-------- THE INPUT

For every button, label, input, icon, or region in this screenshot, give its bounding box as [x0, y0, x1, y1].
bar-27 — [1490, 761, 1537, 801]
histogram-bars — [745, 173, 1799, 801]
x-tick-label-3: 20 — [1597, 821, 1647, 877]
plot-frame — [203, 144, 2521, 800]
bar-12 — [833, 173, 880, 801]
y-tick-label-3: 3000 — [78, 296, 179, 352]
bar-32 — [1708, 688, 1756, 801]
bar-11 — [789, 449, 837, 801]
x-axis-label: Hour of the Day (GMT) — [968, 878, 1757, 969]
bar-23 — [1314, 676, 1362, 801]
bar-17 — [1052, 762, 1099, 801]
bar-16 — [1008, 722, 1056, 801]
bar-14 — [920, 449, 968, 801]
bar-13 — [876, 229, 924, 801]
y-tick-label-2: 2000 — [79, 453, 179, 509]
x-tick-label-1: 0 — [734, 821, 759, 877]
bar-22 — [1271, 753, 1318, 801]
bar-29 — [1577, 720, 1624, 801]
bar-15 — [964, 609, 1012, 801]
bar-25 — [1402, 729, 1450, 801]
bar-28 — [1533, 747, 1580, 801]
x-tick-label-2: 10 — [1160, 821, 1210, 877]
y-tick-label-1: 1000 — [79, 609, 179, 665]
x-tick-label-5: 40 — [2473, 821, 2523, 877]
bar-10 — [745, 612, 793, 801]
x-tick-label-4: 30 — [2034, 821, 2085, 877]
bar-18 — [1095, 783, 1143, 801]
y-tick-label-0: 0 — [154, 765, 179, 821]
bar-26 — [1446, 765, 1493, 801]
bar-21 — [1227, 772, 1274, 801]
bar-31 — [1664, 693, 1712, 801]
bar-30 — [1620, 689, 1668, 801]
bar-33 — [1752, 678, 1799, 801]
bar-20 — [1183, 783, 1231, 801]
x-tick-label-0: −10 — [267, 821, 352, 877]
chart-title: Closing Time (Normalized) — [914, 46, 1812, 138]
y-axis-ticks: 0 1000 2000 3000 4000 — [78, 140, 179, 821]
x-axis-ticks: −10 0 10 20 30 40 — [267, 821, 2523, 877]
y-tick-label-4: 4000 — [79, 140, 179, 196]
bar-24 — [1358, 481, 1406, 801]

----------------

**PROBLEM DESCRIPTION**
Reproduce the lines of the listing from its first line through the line that contains "y-tick-label-3: 3000 — [78, 296, 179, 352]", including both of those lines.

**WRITTEN SOLUTION**
For every button, label, input, icon, or region in this screenshot, give its bounding box as [x0, y0, x1, y1].
bar-27 — [1490, 761, 1537, 801]
histogram-bars — [745, 173, 1799, 801]
x-tick-label-3: 20 — [1597, 821, 1647, 877]
plot-frame — [203, 144, 2521, 800]
bar-12 — [833, 173, 880, 801]
y-tick-label-3: 3000 — [78, 296, 179, 352]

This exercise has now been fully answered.